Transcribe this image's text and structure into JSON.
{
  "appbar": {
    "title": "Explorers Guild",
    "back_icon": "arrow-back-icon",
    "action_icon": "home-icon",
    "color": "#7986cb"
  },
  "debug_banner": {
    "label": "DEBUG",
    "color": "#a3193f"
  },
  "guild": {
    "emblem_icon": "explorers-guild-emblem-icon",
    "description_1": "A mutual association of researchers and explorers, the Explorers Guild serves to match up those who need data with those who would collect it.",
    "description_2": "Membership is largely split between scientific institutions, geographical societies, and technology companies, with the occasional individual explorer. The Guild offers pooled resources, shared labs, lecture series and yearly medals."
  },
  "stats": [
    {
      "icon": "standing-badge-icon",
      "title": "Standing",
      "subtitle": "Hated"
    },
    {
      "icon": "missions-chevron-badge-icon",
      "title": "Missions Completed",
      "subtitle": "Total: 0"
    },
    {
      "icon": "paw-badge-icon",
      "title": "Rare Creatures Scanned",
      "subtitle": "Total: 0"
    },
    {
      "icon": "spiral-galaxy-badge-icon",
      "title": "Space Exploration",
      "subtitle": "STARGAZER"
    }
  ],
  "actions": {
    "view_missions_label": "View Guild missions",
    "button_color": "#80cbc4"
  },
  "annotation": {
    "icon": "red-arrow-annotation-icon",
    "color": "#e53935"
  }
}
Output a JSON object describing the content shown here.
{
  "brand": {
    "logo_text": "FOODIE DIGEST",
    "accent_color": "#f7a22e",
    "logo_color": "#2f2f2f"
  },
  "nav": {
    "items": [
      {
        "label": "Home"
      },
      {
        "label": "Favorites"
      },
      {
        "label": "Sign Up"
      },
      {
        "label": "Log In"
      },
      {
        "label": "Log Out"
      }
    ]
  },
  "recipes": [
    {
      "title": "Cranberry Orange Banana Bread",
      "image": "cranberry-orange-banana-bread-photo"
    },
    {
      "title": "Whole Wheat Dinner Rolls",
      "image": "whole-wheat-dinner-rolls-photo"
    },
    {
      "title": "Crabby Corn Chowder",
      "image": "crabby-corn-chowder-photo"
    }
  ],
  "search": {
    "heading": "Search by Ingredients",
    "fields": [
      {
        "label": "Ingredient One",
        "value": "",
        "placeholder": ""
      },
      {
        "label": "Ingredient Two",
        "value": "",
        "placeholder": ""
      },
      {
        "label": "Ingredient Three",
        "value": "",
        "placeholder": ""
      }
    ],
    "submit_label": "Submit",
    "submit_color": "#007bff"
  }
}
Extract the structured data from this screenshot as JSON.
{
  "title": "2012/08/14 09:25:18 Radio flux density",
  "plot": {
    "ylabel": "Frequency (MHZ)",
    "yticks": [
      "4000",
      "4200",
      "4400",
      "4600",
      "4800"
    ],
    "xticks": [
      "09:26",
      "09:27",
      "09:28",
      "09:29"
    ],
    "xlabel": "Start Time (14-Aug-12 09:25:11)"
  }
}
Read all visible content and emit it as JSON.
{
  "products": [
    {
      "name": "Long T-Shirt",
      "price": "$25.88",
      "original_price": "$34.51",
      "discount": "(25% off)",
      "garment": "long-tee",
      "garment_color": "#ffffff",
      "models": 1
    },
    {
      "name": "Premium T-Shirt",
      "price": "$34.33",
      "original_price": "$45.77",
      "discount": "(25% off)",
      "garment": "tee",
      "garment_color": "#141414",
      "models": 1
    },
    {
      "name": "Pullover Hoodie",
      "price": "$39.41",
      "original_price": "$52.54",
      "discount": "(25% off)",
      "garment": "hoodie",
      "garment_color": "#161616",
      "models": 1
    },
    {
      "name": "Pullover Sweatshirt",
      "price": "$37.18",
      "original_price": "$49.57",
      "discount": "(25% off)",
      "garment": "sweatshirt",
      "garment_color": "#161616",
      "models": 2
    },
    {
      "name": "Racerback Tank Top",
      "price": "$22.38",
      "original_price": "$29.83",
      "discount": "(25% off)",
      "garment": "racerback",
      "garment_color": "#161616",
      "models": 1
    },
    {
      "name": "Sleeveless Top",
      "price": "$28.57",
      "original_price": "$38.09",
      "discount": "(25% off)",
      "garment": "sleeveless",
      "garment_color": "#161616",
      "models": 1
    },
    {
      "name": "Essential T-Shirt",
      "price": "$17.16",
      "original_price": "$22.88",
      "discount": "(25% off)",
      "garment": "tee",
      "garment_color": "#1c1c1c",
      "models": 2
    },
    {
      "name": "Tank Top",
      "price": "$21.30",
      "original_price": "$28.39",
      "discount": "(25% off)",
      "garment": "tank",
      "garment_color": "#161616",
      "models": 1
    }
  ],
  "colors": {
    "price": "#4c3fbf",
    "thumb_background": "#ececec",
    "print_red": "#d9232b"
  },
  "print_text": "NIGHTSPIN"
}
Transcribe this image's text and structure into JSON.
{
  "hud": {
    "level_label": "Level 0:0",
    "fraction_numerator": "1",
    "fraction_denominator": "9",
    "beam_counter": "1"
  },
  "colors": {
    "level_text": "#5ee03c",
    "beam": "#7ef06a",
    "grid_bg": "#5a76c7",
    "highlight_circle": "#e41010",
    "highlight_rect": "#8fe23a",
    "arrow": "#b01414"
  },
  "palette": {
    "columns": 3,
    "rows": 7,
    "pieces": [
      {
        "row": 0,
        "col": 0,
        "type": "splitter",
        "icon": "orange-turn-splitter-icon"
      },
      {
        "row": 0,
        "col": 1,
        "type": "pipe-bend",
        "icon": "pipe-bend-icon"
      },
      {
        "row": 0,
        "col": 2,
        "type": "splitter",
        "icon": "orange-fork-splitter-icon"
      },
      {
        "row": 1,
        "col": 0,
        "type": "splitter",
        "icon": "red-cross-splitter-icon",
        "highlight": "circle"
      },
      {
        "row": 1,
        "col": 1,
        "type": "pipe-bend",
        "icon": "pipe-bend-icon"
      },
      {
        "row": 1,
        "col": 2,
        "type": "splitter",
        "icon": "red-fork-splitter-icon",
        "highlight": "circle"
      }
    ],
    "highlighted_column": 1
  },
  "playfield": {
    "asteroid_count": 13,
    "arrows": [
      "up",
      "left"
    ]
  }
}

▬▬▬▬▬▬▬▬▬▬

> [YOUR OBJECTIVE]:
Retype the whole listing above exactly.

> [TASK OUTPUT]:
Transcribe this image's text and structure into JSON.
{
  "appbar": {
    "title": "Explorers Guild",
    "back_icon": "arrow-back-icon",
    "action_icon": "home-icon",
    "color": "#7986cb"
  },
  "debug_banner": {
    "label": "DEBUG",
    "color": "#a3193f"
  },
  "guild": {
    "emblem_icon": "explorers-guild-emblem-icon",
    "description_1": "A mutual association of researchers and explorers, the Explorers Guild serves to match up those who need data with those who would collect it.",
    "description_2": "Membership is largely split between scientific institutions, geographical societies, and technology companies, with the occasional individual explorer. The Guild offers pooled resources, shared labs, lecture series and yearly medals."
  },
  "stats": [
    {
      "icon": "standing-badge-icon",
      "title": "Standing",
      "subtitle": "Hated"
    },
    {
      "icon": "missions-chevron-badge-icon",
      "title": "Missions Completed",
      "subtitle": "Total: 0"
    },
    {
      "icon": "paw-badge-icon",
      "title": "Rare Creatures Scanned",
      "subtitle": "Total: 0"
    },
    {
      "icon": "spiral-galaxy-badge-icon",
      "title": "Space Exploration",
      "subtitle": "STARGAZER"
    }
  ],
  "actions": {
    "view_missions_label": "View Guild missions",
    "button_color": "#80cbc4"
  },
  "annotation": {
    "icon": "red-arrow-annotation-icon",
    "color": "#e53935"
  }
}
Output a JSON object describing the content shown here.
{
  "brand": {
    "logo_text": "FOODIE DIGEST",
    "accent_color": "#f7a22e",
    "logo_color": "#2f2f2f"
  },
  "nav": {
    "items": [
      {
        "label": "Home"
      },
      {
        "label": "Favorites"
      },
      {
        "label": "Sign Up"
      },
      {
        "label": "Log In"
      },
      {
        "label": "Log Out"
      }
    ]
  },
  "recipes": [
    {
      "title": "Cranberry Orange Banana Bread",
      "image": "cranberry-orange-banana-bread-photo"
    },
    {
      "title": "Whole Wheat Dinner Rolls",
      "image": "whole-wheat-dinner-rolls-photo"
    },
    {
      "title": "Crabby Corn Chowder",
      "image": "crabby-corn-chowder-photo"
    }
  ],
  "search": {
    "heading": "Search by Ingredients",
    "fields": [
      {
        "label": "Ingredient One",
        "value": "",
        "placeholder": ""
      },
      {
        "label": "Ingredient Two",
        "value": "",
        "placeholder": ""
      },
      {
        "label": "Ingredient Three",
        "value": "",
        "placeholder": ""
      }
    ],
    "submit_label": "Submit",
    "submit_color": "#007bff"
  }
}
Extract the structured data from this screenshot as JSON.
{
  "title": "2012/08/14 09:25:18 Radio flux density",
  "plot": {
    "ylabel": "Frequency (MHZ)",
    "yticks": [
      "4000",
      "4200",
      "4400",
      "4600",
      "4800"
    ],
    "xticks": [
      "09:26",
      "09:27",
      "09:28",
      "09:29"
    ],
    "xlabel": "Start Time (14-Aug-12 09:25:11)"
  }
}
Read all visible content and emit it as JSON.
{
  "products": [
    {
      "name": "Long T-Shirt",
      "price": "$25.88",
      "original_price": "$34.51",
      "discount": "(25% off)",
      "garment": "long-tee",
      "garment_color": "#ffffff",
      "models": 1
    },
    {
      "name": "Premium T-Shirt",
      "price": "$34.33",
      "original_price": "$45.77",
      "discount": "(25% off)",
      "garment": "tee",
      "garment_color": "#141414",
      "models": 1
    },
    {
      "name": "Pullover Hoodie",
      "price": "$39.41",
      "original_price": "$52.54",
      "discount": "(25% off)",
      "garment": "hoodie",
      "garment_color": "#161616",
      "models": 1
    },
    {
      "name": "Pullover Sweatshirt",
      "price": "$37.18",
      "original_price": "$49.57",
      "discount": "(25% off)",
      "garment": "sweatshirt",
      "garment_color": "#161616",
      "models": 2
    },
    {
      "name": "Racerback Tank Top",
      "price": "$22.38",
      "original_price": "$29.83",
      "discount": "(25% off)",
      "garment": "racerback",
      "garment_color": "#161616",
      "models": 1
    },
    {
      "name": "Sleeveless Top",
      "price": "$28.57",
      "original_price": "$38.09",
      "discount": "(25% off)",
      "garment": "sleeveless",
      "garment_color": "#161616",
      "models": 1
    },
    {
      "name": "Essential T-Shirt",
      "price": "$17.16",
      "original_price": "$22.88",
      "discount": "(25% off)",
      "garment": "tee",
      "garment_color": "#1c1c1c",
      "models": 2
    },
    {
      "name": "Tank Top",
      "price": "$21.30",
      "original_price": "$28.39",
      "discount": "(25% off)",
      "garment": "tank",
      "garment_color": "#161616",
      "models": 1
    }
  ],
  "colors": {
    "price": "#4c3fbf",
    "thumb_background": "#ececec",
    "print_red": "#d9232b"
  },
  "print_text": "NIGHTSPIN"
}
Transcribe this image's text and structure into JSON.
{
  "hud": {
    "level_label": "Level 0:0",
    "fraction_numerator": "1",
    "fraction_denominator": "9",
    "beam_counter": "1"
  },
  "colors": {
    "level_text": "#5ee03c",
    "beam": "#7ef06a",
    "grid_bg": "#5a76c7",
    "highlight_circle": "#e41010",
    "highlight_rect": "#8fe23a",
    "arrow": "#b01414"
  },
  "palette": {
    "columns": 3,
    "rows": 7,
    "pieces": [
      {
        "row": 0,
        "col": 0,
        "type": "splitter",
        "icon": "orange-turn-splitter-icon"
      },
      {
        "row": 0,
        "col": 1,
        "type": "pipe-bend",
        "icon": "pipe-bend-icon"
      },
      {
        "row": 0,
        "col": 2,
        "type": "splitter",
        "icon": "orange-fork-splitter-icon"
      },
      {
        "row": 1,
        "col": 0,
        "type": "splitter",
        "icon": "red-cross-splitter-icon",
        "highlight": "circle"
      },
      {
        "row": 1,
        "col": 1,
        "type": "pipe-bend",
        "icon": "pipe-bend-icon"
      },
      {
        "row": 1,
        "col": 2,
        "type": "splitter",
        "icon": "red-fork-splitter-icon",
        "highlight": "circle"
      }
    ],
    "highlighted_column": 1
  },
  "playfield": {
    "asteroid_count": 13,
    "arrows": [
      "up",
      "left"
    ]
  }
}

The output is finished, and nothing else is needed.